**Written request:**
Copy exactly the last part of the entries, starting from the line with "Read out every word on this page." and including the final line.

━━━━━━━━━━━━━━━━━━━━

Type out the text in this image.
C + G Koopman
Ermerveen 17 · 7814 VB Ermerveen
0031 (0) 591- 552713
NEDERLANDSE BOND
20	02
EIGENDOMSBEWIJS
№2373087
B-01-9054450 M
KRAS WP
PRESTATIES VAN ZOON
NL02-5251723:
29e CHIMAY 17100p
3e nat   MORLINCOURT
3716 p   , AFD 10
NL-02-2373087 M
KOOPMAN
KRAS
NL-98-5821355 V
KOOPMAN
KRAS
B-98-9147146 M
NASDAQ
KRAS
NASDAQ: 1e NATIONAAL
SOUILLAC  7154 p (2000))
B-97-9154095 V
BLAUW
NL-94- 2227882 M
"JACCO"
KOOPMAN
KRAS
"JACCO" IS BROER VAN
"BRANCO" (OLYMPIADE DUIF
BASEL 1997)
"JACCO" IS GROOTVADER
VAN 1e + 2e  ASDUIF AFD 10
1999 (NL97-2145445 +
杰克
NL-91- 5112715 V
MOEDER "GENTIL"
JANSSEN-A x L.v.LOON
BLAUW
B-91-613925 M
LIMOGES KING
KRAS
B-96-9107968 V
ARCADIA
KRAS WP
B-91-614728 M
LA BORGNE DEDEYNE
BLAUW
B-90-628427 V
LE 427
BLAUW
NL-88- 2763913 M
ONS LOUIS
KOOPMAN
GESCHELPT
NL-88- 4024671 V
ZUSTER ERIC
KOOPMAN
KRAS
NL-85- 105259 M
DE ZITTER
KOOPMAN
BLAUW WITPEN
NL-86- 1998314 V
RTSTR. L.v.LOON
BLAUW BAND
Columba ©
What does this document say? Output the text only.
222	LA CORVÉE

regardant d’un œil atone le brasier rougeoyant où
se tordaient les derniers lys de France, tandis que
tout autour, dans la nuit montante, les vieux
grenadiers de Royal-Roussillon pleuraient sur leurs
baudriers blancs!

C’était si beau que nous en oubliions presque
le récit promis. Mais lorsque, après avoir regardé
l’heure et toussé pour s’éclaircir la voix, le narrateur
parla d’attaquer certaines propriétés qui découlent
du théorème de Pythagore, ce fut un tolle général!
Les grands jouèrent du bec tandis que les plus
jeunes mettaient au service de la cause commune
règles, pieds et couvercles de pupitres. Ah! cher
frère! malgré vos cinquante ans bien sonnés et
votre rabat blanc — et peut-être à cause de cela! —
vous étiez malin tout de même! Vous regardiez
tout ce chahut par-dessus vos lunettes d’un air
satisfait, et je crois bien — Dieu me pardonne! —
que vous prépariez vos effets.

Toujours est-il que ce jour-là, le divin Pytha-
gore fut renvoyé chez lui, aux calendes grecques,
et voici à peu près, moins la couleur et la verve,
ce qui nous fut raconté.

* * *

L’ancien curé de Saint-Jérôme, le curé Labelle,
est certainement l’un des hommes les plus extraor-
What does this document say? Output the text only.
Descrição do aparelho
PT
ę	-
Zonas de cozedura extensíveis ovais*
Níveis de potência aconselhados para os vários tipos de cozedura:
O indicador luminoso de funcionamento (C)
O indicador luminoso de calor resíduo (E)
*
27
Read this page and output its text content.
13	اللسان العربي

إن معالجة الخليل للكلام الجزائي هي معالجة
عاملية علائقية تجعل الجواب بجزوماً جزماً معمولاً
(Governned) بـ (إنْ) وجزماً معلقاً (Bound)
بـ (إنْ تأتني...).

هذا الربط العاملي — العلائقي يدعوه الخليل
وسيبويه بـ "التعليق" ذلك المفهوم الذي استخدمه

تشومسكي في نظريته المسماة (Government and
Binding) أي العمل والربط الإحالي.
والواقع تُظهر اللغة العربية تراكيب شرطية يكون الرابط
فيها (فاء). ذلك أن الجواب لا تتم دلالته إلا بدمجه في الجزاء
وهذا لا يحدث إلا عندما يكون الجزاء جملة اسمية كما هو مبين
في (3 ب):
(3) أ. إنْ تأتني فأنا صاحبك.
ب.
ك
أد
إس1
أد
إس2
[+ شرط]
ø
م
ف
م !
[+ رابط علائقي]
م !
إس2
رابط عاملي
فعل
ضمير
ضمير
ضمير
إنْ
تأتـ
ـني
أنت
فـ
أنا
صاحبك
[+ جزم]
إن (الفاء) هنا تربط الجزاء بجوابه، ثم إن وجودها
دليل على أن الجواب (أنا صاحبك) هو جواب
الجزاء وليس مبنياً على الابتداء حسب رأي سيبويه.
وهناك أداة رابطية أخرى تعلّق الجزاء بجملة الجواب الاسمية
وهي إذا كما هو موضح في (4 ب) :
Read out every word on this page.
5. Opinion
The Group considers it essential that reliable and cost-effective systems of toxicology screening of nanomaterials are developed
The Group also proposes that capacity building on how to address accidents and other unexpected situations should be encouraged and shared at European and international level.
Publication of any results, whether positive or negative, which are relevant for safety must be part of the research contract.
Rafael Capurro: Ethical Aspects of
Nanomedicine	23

━━━━━━━━━━━━━━━━━━━━

**Result for this task:**
Read out every word on this page.
5. Opinion
The Group considers it essential that reliable and cost-effective systems of toxicology screening of nanomaterials are developed
The Group also proposes that capacity building on how to address accidents and other unexpected situations should be encouraged and shared at European and international level.
Publication of any results, whether positive or negative, which are relevant for safety must be part of the research contract.
Rafael Capurro: Ethical Aspects of
Nanomedicine	23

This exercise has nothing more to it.